**Task details**
Count how many lines hold the word "title" and give that number as the whole answer.

# Start of Provided information

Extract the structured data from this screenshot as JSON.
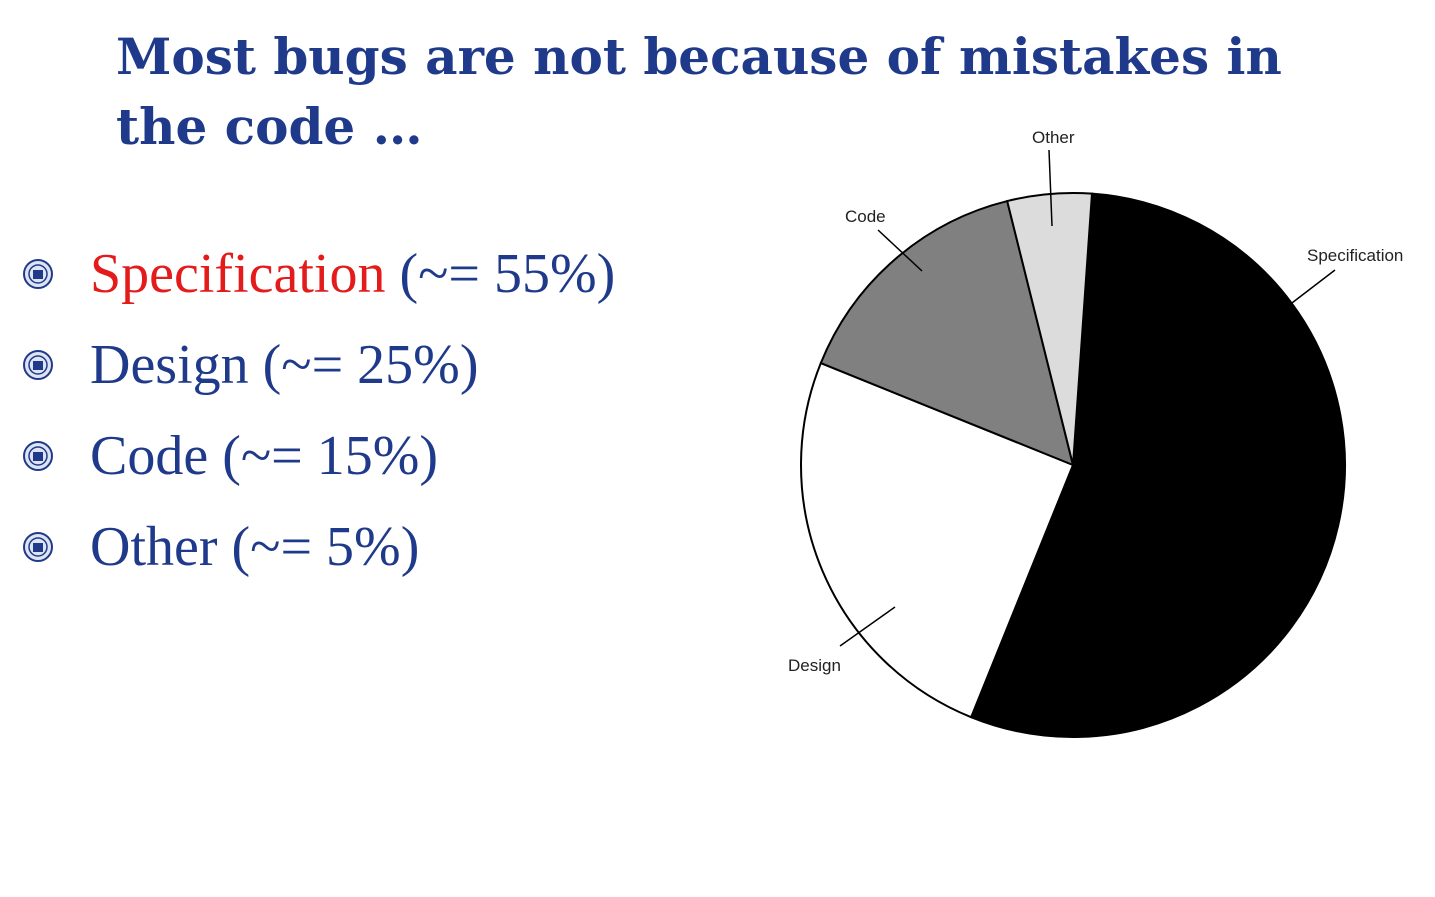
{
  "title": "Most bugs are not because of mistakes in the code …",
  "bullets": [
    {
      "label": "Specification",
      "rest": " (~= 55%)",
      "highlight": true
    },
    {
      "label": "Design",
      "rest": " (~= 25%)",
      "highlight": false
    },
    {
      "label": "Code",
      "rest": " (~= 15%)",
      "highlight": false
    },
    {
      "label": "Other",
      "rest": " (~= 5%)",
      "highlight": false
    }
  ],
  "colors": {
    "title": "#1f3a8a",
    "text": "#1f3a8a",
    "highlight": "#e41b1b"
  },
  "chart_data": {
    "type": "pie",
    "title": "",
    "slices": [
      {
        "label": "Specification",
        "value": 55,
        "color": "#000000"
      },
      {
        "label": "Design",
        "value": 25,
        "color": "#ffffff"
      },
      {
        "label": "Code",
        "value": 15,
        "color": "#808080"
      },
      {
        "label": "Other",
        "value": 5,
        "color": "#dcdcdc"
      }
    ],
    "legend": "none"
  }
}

# End of Provided information

**Full response**
3